Supplied data:
━━━━

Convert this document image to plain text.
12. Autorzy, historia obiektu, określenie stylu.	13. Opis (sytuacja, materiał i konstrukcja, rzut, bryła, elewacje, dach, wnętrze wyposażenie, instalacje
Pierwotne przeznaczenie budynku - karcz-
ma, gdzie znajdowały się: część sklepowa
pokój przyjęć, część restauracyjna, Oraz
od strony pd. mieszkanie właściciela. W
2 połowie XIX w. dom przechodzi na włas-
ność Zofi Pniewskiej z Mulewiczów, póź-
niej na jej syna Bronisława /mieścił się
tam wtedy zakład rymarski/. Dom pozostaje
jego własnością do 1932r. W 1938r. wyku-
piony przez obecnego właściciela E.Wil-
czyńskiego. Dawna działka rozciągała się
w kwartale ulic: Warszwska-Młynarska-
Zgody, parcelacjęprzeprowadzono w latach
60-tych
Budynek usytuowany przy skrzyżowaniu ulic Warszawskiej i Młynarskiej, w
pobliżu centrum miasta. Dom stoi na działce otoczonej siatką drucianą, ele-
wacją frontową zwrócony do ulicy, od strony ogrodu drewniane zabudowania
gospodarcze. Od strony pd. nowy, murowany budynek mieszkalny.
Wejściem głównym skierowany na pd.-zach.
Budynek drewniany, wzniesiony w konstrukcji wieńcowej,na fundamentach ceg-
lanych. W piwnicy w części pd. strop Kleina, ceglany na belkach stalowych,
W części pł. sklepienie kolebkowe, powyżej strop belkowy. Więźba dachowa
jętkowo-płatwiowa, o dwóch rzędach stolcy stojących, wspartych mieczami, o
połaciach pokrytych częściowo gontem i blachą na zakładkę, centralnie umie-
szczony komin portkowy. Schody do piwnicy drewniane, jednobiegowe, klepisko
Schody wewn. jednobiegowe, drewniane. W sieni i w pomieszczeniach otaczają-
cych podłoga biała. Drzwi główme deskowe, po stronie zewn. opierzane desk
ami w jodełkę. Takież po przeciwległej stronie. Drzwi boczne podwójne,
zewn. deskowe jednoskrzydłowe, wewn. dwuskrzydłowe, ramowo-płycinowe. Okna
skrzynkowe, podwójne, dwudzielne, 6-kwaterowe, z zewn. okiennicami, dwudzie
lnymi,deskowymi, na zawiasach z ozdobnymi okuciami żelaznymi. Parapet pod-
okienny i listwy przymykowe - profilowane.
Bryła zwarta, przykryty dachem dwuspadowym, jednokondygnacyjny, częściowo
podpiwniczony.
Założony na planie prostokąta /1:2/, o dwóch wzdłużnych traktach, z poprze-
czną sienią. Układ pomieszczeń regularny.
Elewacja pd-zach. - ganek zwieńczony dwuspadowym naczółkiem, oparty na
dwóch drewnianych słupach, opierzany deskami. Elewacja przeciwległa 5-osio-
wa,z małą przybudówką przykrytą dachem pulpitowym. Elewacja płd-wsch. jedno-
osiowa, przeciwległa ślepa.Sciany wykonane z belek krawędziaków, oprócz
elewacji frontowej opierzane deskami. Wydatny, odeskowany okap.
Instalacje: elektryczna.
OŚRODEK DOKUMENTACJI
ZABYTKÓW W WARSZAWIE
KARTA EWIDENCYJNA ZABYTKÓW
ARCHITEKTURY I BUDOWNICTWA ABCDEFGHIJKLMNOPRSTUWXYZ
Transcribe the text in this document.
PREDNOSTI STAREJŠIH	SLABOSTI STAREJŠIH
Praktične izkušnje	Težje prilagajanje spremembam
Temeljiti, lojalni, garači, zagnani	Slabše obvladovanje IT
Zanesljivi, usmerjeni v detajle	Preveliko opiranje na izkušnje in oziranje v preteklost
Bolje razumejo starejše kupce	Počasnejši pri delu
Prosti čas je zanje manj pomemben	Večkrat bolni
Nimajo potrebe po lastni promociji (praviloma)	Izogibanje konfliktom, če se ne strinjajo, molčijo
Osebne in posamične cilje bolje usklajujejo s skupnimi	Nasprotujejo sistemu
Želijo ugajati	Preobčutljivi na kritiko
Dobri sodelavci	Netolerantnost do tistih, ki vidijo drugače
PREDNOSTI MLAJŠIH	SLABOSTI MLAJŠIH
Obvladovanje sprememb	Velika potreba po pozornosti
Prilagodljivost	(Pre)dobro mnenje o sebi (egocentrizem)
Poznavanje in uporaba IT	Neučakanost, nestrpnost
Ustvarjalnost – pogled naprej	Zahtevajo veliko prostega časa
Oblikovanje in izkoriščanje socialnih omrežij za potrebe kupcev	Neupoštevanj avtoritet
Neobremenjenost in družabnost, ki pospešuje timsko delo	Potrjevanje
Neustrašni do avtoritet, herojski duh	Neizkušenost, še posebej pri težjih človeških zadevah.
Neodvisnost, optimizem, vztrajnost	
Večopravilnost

━━━━

Exercise:
Write the lines out verbatim, from the one with "Transcribe the text in this document." through the last line of the entries, and stop there.

Reply to the task:
Transcribe the text in this document.
PREDNOSTI STAREJŠIH	SLABOSTI STAREJŠIH
Praktične izkušnje	Težje prilagajanje spremembam
Temeljiti, lojalni, garači, zagnani	Slabše obvladovanje IT
Zanesljivi, usmerjeni v detajle	Preveliko opiranje na izkušnje in oziranje v preteklost
Bolje razumejo starejše kupce	Počasnejši pri delu
Prosti čas je zanje manj pomemben	Večkrat bolni
Nimajo potrebe po lastni promociji (praviloma)	Izogibanje konfliktom, če se ne strinjajo, molčijo
Osebne in posamične cilje bolje usklajujejo s skupnimi	Nasprotujejo sistemu
Želijo ugajati	Preobčutljivi na kritiko
Dobri sodelavci	Netolerantnost do tistih, ki vidijo drugače
PREDNOSTI MLAJŠIH	SLABOSTI MLAJŠIH
Obvladovanje sprememb	Velika potreba po pozornosti
Prilagodljivost	(Pre)dobro mnenje o sebi (egocentrizem)
Poznavanje in uporaba IT	Neučakanost, nestrpnost
Ustvarjalnost – pogled naprej	Zahtevajo veliko prostega časa
Oblikovanje in izkoriščanje socialnih omrežij za potrebe kupcev	Neupoštevanj avtoritet
Neobremenjenost in družabnost, ki pospešuje timsko delo	Potrjevanje
Neustrašni do avtoritet, herojski duh	Neizkušenost, še posebej pri težjih človeških zadevah.
Neodvisnost, optimizem, vztrajnost	
Večopravilnost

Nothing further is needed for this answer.